We present the design and preliminary characterization of a 32 × 32 SPAD time-gated imager in a 0.16 µm BCD technology featuring an innovative pixel structure, composed of four single-photon detectors, independent event counters and a shared Time-to-Digital Converter (TDC). This approach allows our design to reach higher fill factor (9.6 % with a pixel pitch of 100 µm) than typical SPAD imagers with in-pixel TDC, as well as reducing the power dissipation of the chip itself.
INTRODUCTION
Time-resolved detection of faint (down to single photon) light signals is required by many industrial and scientific applications, ranging from 3D imaging (such as LIDAR, surveillance, object tracking) [1] , [2] to Time Correlated Single Photon Counting (TCSPC) 3 . Moreover, many of these applications benefit from the ability to perform temporal selection ("time gating") of the incoming photons in order to reduce or reject unwanted components of the light signal.
Single-Photon Avalanche Diodes (SPADs) are detectors capable of single photon sensitivity which easily lend themselves to sub-nanosecond time-gated operation and can be manufactured in standard CMOS processes, allowing the integration of detectors, front-end and more sophisticated circuitry such as Time-to-Digital Converters in a single, low cost monolithic IC.
This trend has driven the development of low cost, large size CMOS SPAD imagers. Indeed, several examples of CMOS SPAD arrays can be found in literature, both capable of photon-counting or photon-timing and having from few tens of pixels up to QVGA resolution [4] [5] [6] [7] [8] . However, only few of those imagers are able to perform simultaneous counting and timing operation, and the in-pixel integration of high resolution TDCs generally results in low fill factor.
IMAGER ARCHITECTURE
We present a SPAD imager developed in a 0.16 µm BCD technology. The array is composed of 32 × 32 SPAD detectors having 32 µm × 32 µm square-shaped active area with rounded corners, with 100 µm detector pitch and a fill-factor of 9.6 %. The imager naturally operates in simultaneous photon counting and timing mode, but it can be configured to work as counting only or timing only for reduced power consumption or increased frame rate. The array architecture is the same presented in 9 . A global GATE signal is used to enable and disable the SPADs, allowing for temporal selection of incoming photons, as well as operating as a global shutter signal. Gating windows with sub-ns transitions guarantee good detection uniformity within the gate window.

Requirement.
Answer these questions from the SPAD imager text:
1. What fill factor does the imager reach, and at what pixel pitch?
2. According to the introduction, what generally results in low fill factor in SPAD imagers?
3. Which signal is used to enable and disable the SPADs?

Information provided.
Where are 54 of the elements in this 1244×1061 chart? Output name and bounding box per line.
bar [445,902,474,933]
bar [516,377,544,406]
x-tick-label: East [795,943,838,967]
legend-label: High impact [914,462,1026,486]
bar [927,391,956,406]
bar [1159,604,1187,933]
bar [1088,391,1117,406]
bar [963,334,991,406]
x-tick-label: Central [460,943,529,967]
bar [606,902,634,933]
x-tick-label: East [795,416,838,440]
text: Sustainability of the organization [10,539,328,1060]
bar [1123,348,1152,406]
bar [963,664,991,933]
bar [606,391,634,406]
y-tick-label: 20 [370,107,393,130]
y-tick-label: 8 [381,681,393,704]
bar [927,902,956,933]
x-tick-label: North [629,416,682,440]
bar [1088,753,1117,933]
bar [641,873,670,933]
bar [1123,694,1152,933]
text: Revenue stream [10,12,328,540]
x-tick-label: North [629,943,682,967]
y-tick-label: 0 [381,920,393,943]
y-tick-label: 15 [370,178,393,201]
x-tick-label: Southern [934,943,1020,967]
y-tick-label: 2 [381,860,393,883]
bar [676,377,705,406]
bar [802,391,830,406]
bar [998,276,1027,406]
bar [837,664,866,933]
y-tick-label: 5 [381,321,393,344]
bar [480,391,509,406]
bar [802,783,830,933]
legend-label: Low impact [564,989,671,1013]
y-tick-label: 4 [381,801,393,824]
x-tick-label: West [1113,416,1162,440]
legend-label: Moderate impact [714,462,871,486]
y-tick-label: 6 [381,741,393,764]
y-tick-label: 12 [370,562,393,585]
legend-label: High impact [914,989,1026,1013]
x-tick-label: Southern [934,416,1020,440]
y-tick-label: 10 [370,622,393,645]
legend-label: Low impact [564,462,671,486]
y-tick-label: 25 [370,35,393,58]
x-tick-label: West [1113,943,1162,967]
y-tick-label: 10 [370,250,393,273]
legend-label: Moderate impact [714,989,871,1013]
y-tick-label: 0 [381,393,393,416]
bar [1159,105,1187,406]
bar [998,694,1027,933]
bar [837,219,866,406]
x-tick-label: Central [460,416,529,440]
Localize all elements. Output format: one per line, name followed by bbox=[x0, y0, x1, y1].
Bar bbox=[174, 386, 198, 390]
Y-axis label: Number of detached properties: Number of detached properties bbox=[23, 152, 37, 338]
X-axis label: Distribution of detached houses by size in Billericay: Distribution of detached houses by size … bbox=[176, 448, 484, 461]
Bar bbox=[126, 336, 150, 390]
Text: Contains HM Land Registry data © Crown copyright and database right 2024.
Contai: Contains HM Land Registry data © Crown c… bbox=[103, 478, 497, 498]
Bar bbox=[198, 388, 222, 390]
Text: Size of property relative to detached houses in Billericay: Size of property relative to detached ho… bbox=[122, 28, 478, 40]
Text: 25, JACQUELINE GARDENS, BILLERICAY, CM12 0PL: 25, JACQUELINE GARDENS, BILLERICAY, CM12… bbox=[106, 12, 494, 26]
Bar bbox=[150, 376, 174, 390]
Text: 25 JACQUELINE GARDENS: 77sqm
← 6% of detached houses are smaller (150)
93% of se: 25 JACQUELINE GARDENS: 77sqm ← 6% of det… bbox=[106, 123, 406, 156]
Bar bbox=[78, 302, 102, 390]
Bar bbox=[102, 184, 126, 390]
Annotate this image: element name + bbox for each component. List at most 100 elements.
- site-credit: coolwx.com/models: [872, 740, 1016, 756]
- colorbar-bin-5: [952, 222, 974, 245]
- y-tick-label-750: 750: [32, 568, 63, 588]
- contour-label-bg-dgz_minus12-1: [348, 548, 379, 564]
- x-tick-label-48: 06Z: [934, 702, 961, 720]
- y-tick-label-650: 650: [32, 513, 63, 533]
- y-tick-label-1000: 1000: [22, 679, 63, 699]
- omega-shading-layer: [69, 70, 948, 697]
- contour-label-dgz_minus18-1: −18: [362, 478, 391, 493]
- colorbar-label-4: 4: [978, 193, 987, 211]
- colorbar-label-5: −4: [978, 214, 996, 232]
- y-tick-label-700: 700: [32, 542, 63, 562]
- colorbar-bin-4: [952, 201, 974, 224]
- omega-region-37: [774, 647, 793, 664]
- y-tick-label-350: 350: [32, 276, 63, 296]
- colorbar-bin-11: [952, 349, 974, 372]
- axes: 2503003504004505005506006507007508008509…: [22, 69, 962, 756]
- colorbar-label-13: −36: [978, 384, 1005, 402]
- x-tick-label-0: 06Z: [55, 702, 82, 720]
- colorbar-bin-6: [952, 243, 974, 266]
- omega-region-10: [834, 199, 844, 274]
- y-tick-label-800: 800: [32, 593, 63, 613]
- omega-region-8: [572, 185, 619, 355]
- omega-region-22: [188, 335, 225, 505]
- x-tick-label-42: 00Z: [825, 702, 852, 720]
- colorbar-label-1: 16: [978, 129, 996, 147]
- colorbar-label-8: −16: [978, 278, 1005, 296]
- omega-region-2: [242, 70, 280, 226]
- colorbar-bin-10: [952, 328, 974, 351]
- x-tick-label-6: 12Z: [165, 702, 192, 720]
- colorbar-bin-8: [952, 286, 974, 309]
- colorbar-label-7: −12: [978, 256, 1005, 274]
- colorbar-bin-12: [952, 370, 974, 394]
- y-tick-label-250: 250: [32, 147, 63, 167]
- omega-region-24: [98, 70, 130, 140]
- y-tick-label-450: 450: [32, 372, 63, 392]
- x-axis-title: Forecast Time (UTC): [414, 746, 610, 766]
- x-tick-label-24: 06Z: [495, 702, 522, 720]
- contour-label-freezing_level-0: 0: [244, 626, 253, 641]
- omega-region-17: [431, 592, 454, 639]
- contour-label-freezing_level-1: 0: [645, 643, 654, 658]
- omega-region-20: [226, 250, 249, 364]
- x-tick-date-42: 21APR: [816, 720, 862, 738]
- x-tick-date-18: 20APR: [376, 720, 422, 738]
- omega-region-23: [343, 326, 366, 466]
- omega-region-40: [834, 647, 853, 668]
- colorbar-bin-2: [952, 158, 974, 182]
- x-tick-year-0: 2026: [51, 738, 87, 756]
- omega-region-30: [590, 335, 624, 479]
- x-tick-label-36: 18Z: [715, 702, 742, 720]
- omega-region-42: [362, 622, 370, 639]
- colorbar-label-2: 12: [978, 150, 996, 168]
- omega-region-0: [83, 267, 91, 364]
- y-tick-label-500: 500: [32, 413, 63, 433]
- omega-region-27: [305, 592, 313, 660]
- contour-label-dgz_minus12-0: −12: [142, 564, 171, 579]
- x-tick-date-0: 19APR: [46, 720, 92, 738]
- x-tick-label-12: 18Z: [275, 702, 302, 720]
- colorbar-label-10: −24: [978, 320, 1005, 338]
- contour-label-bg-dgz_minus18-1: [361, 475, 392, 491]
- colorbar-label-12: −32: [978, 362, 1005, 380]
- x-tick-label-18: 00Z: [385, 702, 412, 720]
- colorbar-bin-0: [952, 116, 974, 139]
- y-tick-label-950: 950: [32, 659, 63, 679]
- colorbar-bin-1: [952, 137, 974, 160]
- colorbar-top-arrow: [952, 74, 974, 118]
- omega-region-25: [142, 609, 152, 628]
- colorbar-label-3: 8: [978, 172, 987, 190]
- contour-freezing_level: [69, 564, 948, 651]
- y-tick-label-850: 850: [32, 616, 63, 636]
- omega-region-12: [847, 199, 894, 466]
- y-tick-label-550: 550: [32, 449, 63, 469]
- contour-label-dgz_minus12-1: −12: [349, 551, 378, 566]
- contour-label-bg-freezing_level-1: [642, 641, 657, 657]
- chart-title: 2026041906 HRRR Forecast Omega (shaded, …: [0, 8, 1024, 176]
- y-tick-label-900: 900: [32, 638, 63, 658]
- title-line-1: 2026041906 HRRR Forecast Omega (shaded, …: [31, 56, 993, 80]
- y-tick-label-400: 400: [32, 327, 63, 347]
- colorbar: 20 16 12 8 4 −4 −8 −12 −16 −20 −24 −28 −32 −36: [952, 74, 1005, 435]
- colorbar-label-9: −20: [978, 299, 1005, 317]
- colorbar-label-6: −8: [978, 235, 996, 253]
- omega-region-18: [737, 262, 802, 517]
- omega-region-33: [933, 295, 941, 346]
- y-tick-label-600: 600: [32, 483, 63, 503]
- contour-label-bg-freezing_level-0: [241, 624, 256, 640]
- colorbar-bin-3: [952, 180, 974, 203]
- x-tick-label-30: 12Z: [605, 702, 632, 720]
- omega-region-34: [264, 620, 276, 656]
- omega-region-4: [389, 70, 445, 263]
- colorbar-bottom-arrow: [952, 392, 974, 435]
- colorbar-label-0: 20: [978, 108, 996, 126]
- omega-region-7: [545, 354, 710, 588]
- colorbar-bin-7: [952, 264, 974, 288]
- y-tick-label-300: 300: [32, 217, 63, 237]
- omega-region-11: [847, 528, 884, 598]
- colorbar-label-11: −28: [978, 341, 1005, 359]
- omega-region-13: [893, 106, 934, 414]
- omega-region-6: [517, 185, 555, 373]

Task result.
1. A fill factor of 9.6 % with a pixel pitch of 100 µm.
2. The in-pixel integration of high resolution TDCs.
3. A global GATE signal.